━━━ Provided records

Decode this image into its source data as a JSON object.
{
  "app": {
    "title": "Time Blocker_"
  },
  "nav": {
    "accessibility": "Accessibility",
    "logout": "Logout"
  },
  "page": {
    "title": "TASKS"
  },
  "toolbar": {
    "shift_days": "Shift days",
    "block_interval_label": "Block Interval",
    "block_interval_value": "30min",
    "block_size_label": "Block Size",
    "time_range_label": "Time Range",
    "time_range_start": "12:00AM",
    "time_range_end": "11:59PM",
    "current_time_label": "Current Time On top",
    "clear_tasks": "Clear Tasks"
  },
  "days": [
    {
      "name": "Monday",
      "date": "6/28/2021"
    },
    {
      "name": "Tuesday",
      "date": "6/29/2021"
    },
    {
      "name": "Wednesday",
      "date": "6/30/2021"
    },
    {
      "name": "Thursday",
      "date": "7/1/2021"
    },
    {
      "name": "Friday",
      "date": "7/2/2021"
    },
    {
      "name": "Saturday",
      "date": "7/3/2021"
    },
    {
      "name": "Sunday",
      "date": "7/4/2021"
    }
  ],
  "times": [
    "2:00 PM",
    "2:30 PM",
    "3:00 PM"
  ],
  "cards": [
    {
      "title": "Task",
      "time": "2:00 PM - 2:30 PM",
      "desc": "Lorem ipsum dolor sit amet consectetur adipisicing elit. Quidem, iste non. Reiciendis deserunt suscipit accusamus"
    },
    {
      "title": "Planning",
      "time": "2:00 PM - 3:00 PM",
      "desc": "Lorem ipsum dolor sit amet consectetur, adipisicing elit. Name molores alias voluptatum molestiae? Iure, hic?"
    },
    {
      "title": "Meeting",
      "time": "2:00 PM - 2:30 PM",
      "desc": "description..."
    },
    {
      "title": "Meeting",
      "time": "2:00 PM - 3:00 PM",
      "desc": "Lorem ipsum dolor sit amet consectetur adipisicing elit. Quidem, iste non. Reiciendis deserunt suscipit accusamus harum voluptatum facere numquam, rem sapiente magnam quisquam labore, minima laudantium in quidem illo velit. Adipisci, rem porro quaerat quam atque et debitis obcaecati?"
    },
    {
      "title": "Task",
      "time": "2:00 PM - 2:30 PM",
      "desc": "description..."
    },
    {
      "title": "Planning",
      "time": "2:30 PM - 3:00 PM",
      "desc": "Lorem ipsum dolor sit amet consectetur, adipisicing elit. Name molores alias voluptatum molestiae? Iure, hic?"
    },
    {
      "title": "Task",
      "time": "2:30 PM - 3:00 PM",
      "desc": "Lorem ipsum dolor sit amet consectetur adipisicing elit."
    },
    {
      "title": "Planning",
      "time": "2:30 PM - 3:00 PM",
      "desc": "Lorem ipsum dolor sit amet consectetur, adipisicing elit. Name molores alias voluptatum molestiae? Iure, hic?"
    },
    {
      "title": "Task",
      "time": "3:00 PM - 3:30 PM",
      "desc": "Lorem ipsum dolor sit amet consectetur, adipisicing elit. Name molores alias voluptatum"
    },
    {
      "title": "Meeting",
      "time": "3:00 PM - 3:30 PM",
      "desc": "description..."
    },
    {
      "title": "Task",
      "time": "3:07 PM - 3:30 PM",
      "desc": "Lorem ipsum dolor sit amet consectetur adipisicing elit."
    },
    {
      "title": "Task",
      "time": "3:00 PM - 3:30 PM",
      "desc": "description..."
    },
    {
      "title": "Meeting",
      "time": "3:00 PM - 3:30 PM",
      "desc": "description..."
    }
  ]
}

━━━━━━

● **Given problem**
Please restate the whole listing word for word.

● **Written answer**
Decode this image into its source data as a JSON object.
{
  "app": {
    "title": "Time Blocker_"
  },
  "nav": {
    "accessibility": "Accessibility",
    "logout": "Logout"
  },
  "page": {
    "title": "TASKS"
  },
  "toolbar": {
    "shift_days": "Shift days",
    "block_interval_label": "Block Interval",
    "block_interval_value": "30min",
    "block_size_label": "Block Size",
    "time_range_label": "Time Range",
    "time_range_start": "12:00AM",
    "time_range_end": "11:59PM",
    "current_time_label": "Current Time On top",
    "clear_tasks": "Clear Tasks"
  },
  "days": [
    {
      "name": "Monday",
      "date": "6/28/2021"
    },
    {
      "name": "Tuesday",
      "date": "6/29/2021"
    },
    {
      "name": "Wednesday",
      "date": "6/30/2021"
    },
    {
      "name": "Thursday",
      "date": "7/1/2021"
    },
    {
      "name": "Friday",
      "date": "7/2/2021"
    },
    {
      "name": "Saturday",
      "date": "7/3/2021"
    },
    {
      "name": "Sunday",
      "date": "7/4/2021"
    }
  ],
  "times": [
    "2:00 PM",
    "2:30 PM",
    "3:00 PM"
  ],
  "cards": [
    {
      "title": "Task",
      "time": "2:00 PM - 2:30 PM",
      "desc": "Lorem ipsum dolor sit amet consectetur adipisicing elit. Quidem, iste non. Reiciendis deserunt suscipit accusamus"
    },
    {
      "title": "Planning",
      "time": "2:00 PM - 3:00 PM",
      "desc": "Lorem ipsum dolor sit amet consectetur, adipisicing elit. Name molores alias voluptatum molestiae? Iure, hic?"
    },
    {
      "title": "Meeting",
      "time": "2:00 PM - 2:30 PM",
      "desc": "description..."
    },
    {
      "title": "Meeting",
      "time": "2:00 PM - 3:00 PM",
      "desc": "Lorem ipsum dolor sit amet consectetur adipisicing elit. Quidem, iste non. Reiciendis deserunt suscipit accusamus harum voluptatum facere numquam, rem sapiente magnam quisquam labore, minima laudantium in quidem illo velit. Adipisci, rem porro quaerat quam atque et debitis obcaecati?"
    },
    {
      "title": "Task",
      "time": "2:00 PM - 2:30 PM",
      "desc": "description..."
    },
    {
      "title": "Planning",
      "time": "2:30 PM - 3:00 PM",
      "desc": "Lorem ipsum dolor sit amet consectetur, adipisicing elit. Name molores alias voluptatum molestiae? Iure, hic?"
    },
    {
      "title": "Task",
      "time": "2:30 PM - 3:00 PM",
      "desc": "Lorem ipsum dolor sit amet consectetur adipisicing elit."
    },
    {
      "title": "Planning",
      "time": "2:30 PM - 3:00 PM",
      "desc": "Lorem ipsum dolor sit amet consectetur, adipisicing elit. Name molores alias voluptatum molestiae? Iure, hic?"
    },
    {
      "title": "Task",
      "time": "3:00 PM - 3:30 PM",
      "desc": "Lorem ipsum dolor sit amet consectetur, adipisicing elit. Name molores alias voluptatum"
    },
    {
      "title": "Meeting",
      "time": "3:00 PM - 3:30 PM",
      "desc": "description..."
    },
    {
      "title": "Task",
      "time": "3:07 PM - 3:30 PM",
      "desc": "Lorem ipsum dolor sit amet consectetur adipisicing elit."
    },
    {
      "title": "Task",
      "time": "3:00 PM - 3:30 PM",
      "desc": "description..."
    },
    {
      "title": "Meeting",
      "time": "3:00 PM - 3:30 PM",
      "desc": "description..."
    }
  ]
}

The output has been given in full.